▶ **Task to carry out**
Leave the pictures out and print every record below exactly as it stands.
───── Exercise materials ─────
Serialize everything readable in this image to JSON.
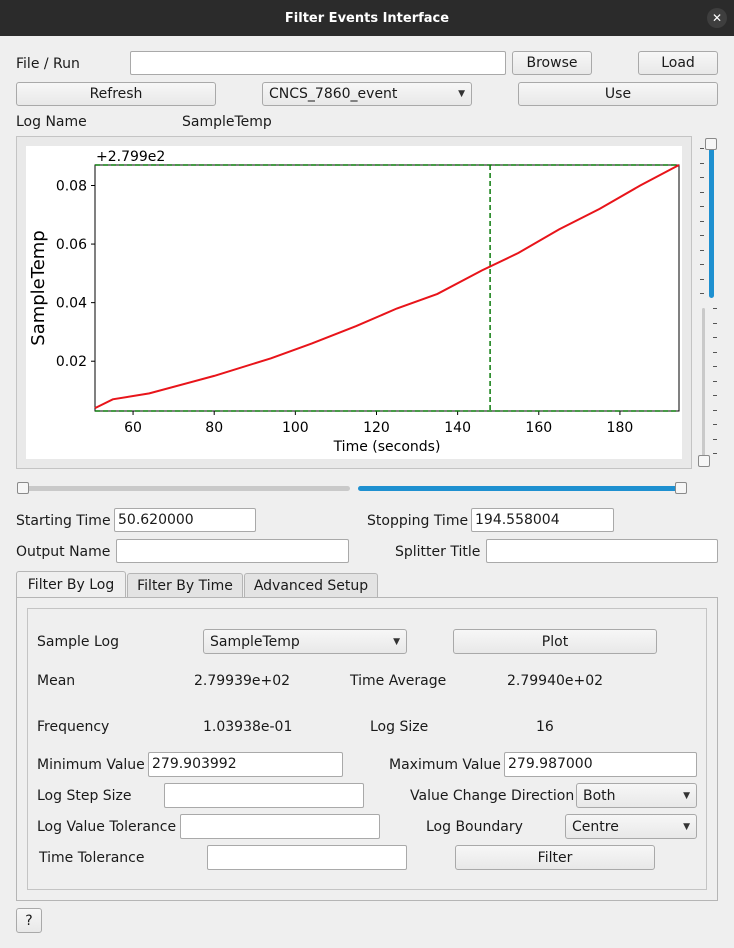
{
  "window": {
    "title": "Filter Events Interface"
  },
  "file_run": {
    "label": "File / Run",
    "value": "",
    "browse_label": "Browse",
    "load_label": "Load"
  },
  "workspace": {
    "refresh_label": "Refresh",
    "selected": "CNCS_7860_event",
    "use_label": "Use"
  },
  "log_name": {
    "label": "Log Name",
    "value": "SampleTemp"
  },
  "chart_data": {
    "type": "line",
    "offset_label": "+2.799e2",
    "xlabel": "Time (seconds)",
    "ylabel": "SampleTemp",
    "xlim": [
      50.62,
      194.56
    ],
    "ylim": [
      0.003,
      0.087
    ],
    "xticks": [
      "60",
      "80",
      "100",
      "120",
      "140",
      "160",
      "180"
    ],
    "xtick_values": [
      60,
      80,
      100,
      120,
      140,
      160,
      180
    ],
    "yticks": [
      "0.02",
      "0.04",
      "0.06",
      "0.08"
    ],
    "ytick_values": [
      0.02,
      0.04,
      0.06,
      0.08
    ],
    "x": [
      50.62,
      55,
      64,
      80,
      94,
      104,
      115,
      125,
      135,
      146,
      155,
      165,
      175,
      185,
      194.56
    ],
    "values": [
      0.004,
      0.007,
      0.009,
      0.015,
      0.021,
      0.026,
      0.032,
      0.038,
      0.043,
      0.051,
      0.057,
      0.065,
      0.072,
      0.08,
      0.087
    ],
    "series_color": "#e8141a",
    "marker_color": "#0b7a0b",
    "marker_vline_x": 148,
    "marker_hline_low": 0.003,
    "marker_hline_high": 0.087
  },
  "time": {
    "start_label": "Starting Time",
    "start_value": "50.620000",
    "stop_label": "Stopping Time",
    "stop_value": "194.558004"
  },
  "output": {
    "name_label": "Output Name",
    "name_value": "",
    "splitter_label": "Splitter Title",
    "splitter_value": ""
  },
  "tabs": [
    {
      "label": "Filter By Log",
      "active": true
    },
    {
      "label": "Filter By Time",
      "active": false
    },
    {
      "label": "Advanced Setup",
      "active": false
    }
  ],
  "filter_by_log": {
    "sample_log_label": "Sample Log",
    "sample_log_value": "SampleTemp",
    "plot_label": "Plot",
    "mean_label": "Mean",
    "mean_value": "2.79939e+02",
    "time_avg_label": "Time Average",
    "time_avg_value": "2.79940e+02",
    "frequency_label": "Frequency",
    "frequency_value": "1.03938e-01",
    "log_size_label": "Log Size",
    "log_size_value": "16",
    "min_label": "Minimum Value",
    "min_value": "279.903992",
    "max_label": "Maximum Value",
    "max_value": "279.987000",
    "step_label": "Log Step Size",
    "step_value": "",
    "direction_label": "Value Change Direction",
    "direction_value": "Both",
    "tolerance_label": "Log Value Tolerance",
    "tolerance_value": "",
    "boundary_label": "Log Boundary",
    "boundary_value": "Centre",
    "time_tol_label": "Time Tolerance",
    "time_tol_value": "",
    "filter_label": "Filter"
  },
  "help": {
    "label": "?"
  },
  "icons": {
    "close": "close-icon",
    "dropdown": "chevron-down-icon"
  },
  "colors": {
    "accent": "#1e90d0",
    "titlebar": "#2b2b2b"
  },
  "sliders": {
    "horizontal_low": 0,
    "horizontal_high": 1,
    "vertical_top": 1,
    "vertical_bottom": 0
  }
}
─────
▶ **Completed exercise**
Serialize everything readable in this image to JSON.
{
  "window": {
    "title": "Filter Events Interface"
  },
  "file_run": {
    "label": "File / Run",
    "value": "",
    "browse_label": "Browse",
    "load_label": "Load"
  },
  "workspace": {
    "refresh_label": "Refresh",
    "selected": "CNCS_7860_event",
    "use_label": "Use"
  },
  "log_name": {
    "label": "Log Name",
    "value": "SampleTemp"
  },
  "chart_data": {
    "type": "line",
    "offset_label": "+2.799e2",
    "xlabel": "Time (seconds)",
    "ylabel": "SampleTemp",
    "xlim": [
      50.62,
      194.56
    ],
    "ylim": [
      0.003,
      0.087
    ],
    "xticks": [
      "60",
      "80",
      "100",
      "120",
      "140",
      "160",
      "180"
    ],
    "xtick_values": [
      60,
      80,
      100,
      120,
      140,
      160,
      180
    ],
    "yticks": [
      "0.02",
      "0.04",
      "0.06",
      "0.08"
    ],
    "ytick_values": [
      0.02,
      0.04,
      0.06,
      0.08
    ],
    "x": [
      50.62,
      55,
      64,
      80,
      94,
      104,
      115,
      125,
      135,
      146,
      155,
      165,
      175,
      185,
      194.56
    ],
    "values": [
      0.004,
      0.007,
      0.009,
      0.015,
      0.021,
      0.026,
      0.032,
      0.038,
      0.043,
      0.051,
      0.057,
      0.065,
      0.072,
      0.08,
      0.087
    ],
    "series_color": "#e8141a",
    "marker_color": "#0b7a0b",
    "marker_vline_x": 148,
    "marker_hline_low": 0.003,
    "marker_hline_high": 0.087
  },
  "time": {
    "start_label": "Starting Time",
    "start_value": "50.620000",
    "stop_label": "Stopping Time",
    "stop_value": "194.558004"
  },
  "output": {
    "name_label": "Output Name",
    "name_value": "",
    "splitter_label": "Splitter Title",
    "splitter_value": ""
  },
  "tabs": [
    {
      "label": "Filter By Log",
      "active": true
    },
    {
      "label": "Filter By Time",
      "active": false
    },
    {
      "label": "Advanced Setup",
      "active": false
    }
  ],
  "filter_by_log": {
    "sample_log_label": "Sample Log",
    "sample_log_value": "SampleTemp",
    "plot_label": "Plot",
    "mean_label": "Mean",
    "mean_value": "2.79939e+02",
    "time_avg_label": "Time Average",
    "time_avg_value": "2.79940e+02",
    "frequency_label": "Frequency",
    "frequency_value": "1.03938e-01",
    "log_size_label": "Log Size",
    "log_size_value": "16",
    "min_label": "Minimum Value",
    "min_value": "279.903992",
    "max_label": "Maximum Value",
    "max_value": "279.987000",
    "step_label": "Log Step Size",
    "step_value": "",
    "direction_label": "Value Change Direction",
    "direction_value": "Both",
    "tolerance_label": "Log Value Tolerance",
    "tolerance_value": "",
    "boundary_label": "Log Boundary",
    "boundary_value": "Centre",
    "time_tol_label": "Time Tolerance",
    "time_tol_value": "",
    "filter_label": "Filter"
  },
  "help": {
    "label": "?"
  },
  "icons": {
    "close": "close-icon",
    "dropdown": "chevron-down-icon"
  },
  "colors": {
    "accent": "#1e90d0",
    "titlebar": "#2b2b2b"
  },
  "sliders": {
    "horizontal_low": 0,
    "horizontal_high": 1,
    "vertical_top": 1,
    "vertical_bottom": 0
  }
}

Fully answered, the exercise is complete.